## BEGIN LISTED RECORDS

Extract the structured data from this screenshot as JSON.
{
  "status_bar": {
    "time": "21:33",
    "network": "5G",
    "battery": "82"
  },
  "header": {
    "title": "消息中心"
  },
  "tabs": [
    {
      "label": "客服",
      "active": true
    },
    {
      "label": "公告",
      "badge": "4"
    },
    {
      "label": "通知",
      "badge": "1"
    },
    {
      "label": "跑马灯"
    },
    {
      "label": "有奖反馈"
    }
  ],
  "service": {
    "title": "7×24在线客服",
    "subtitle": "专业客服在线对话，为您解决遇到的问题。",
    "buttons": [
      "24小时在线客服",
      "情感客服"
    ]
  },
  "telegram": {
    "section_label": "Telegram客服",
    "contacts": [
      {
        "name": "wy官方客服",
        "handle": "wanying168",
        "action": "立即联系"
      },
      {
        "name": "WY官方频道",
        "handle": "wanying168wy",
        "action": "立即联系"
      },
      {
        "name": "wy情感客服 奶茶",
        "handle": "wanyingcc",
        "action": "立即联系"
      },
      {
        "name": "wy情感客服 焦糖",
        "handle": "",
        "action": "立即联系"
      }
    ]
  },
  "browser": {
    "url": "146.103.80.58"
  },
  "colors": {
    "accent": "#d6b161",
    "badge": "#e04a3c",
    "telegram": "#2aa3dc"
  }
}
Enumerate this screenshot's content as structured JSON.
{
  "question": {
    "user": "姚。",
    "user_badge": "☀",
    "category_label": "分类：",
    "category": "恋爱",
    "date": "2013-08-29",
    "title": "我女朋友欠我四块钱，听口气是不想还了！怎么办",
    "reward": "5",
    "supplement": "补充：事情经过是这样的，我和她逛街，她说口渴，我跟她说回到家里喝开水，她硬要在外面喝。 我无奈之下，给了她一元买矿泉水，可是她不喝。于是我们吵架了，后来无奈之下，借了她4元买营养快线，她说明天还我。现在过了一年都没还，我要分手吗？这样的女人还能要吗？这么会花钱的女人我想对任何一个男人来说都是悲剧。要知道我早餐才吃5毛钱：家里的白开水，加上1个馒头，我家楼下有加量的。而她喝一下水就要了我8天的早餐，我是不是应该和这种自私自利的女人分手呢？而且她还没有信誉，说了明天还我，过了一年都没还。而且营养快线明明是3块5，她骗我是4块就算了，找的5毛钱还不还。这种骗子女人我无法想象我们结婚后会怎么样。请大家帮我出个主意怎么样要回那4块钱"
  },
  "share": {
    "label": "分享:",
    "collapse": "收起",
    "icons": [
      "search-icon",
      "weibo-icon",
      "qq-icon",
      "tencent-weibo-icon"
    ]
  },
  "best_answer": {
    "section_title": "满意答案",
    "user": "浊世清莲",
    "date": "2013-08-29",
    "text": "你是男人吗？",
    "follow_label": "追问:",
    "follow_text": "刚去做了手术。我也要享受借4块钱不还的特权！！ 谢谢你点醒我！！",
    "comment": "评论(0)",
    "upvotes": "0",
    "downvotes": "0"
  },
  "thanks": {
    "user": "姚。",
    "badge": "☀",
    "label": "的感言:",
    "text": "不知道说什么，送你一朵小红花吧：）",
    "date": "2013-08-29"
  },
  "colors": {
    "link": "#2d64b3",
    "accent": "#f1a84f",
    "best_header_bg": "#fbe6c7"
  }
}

## END LISTED RECORDS

WRITTEN INSTRUCTION »
Take the entries above and transcribe them in full.

RESPONSE FOR THIS EXERCISE »
Extract the structured data from this screenshot as JSON.
{
  "status_bar": {
    "time": "21:33",
    "network": "5G",
    "battery": "82"
  },
  "header": {
    "title": "消息中心"
  },
  "tabs": [
    {
      "label": "客服",
      "active": true
    },
    {
      "label": "公告",
      "badge": "4"
    },
    {
      "label": "通知",
      "badge": "1"
    },
    {
      "label": "跑马灯"
    },
    {
      "label": "有奖反馈"
    }
  ],
  "service": {
    "title": "7×24在线客服",
    "subtitle": "专业客服在线对话，为您解决遇到的问题。",
    "buttons": [
      "24小时在线客服",
      "情感客服"
    ]
  },
  "telegram": {
    "section_label": "Telegram客服",
    "contacts": [
      {
        "name": "wy官方客服",
        "handle": "wanying168",
        "action": "立即联系"
      },
      {
        "name": "WY官方频道",
        "handle": "wanying168wy",
        "action": "立即联系"
      },
      {
        "name": "wy情感客服 奶茶",
        "handle": "wanyingcc",
        "action": "立即联系"
      },
      {
        "name": "wy情感客服 焦糖",
        "handle": "",
        "action": "立即联系"
      }
    ]
  },
  "browser": {
    "url": "146.103.80.58"
  },
  "colors": {
    "accent": "#d6b161",
    "badge": "#e04a3c",
    "telegram": "#2aa3dc"
  }
}
Enumerate this screenshot's content as structured JSON.
{
  "question": {
    "user": "姚。",
    "user_badge": "☀",
    "category_label": "分类：",
    "category": "恋爱",
    "date": "2013-08-29",
    "title": "我女朋友欠我四块钱，听口气是不想还了！怎么办",
    "reward": "5",
    "supplement": "补充：事情经过是这样的，我和她逛街，她说口渴，我跟她说回到家里喝开水，她硬要在外面喝。 我无奈之下，给了她一元买矿泉水，可是她不喝。于是我们吵架了，后来无奈之下，借了她4元买营养快线，她说明天还我。现在过了一年都没还，我要分手吗？这样的女人还能要吗？这么会花钱的女人我想对任何一个男人来说都是悲剧。要知道我早餐才吃5毛钱：家里的白开水，加上1个馒头，我家楼下有加量的。而她喝一下水就要了我8天的早餐，我是不是应该和这种自私自利的女人分手呢？而且她还没有信誉，说了明天还我，过了一年都没还。而且营养快线明明是3块5，她骗我是4块就算了，找的5毛钱还不还。这种骗子女人我无法想象我们结婚后会怎么样。请大家帮我出个主意怎么样要回那4块钱"
  },
  "share": {
    "label": "分享:",
    "collapse": "收起",
    "icons": [
      "search-icon",
      "weibo-icon",
      "qq-icon",
      "tencent-weibo-icon"
    ]
  },
  "best_answer": {
    "section_title": "满意答案",
    "user": "浊世清莲",
    "date": "2013-08-29",
    "text": "你是男人吗？",
    "follow_label": "追问:",
    "follow_text": "刚去做了手术。我也要享受借4块钱不还的特权！！ 谢谢你点醒我！！",
    "comment": "评论(0)",
    "upvotes": "0",
    "downvotes": "0"
  },
  "thanks": {
    "user": "姚。",
    "badge": "☀",
    "label": "的感言:",
    "text": "不知道说什么，送你一朵小红花吧：）",
    "date": "2013-08-29"
  },
  "colors": {
    "link": "#2d64b3",
    "accent": "#f1a84f",
    "best_header_bg": "#fbe6c7"
  }
}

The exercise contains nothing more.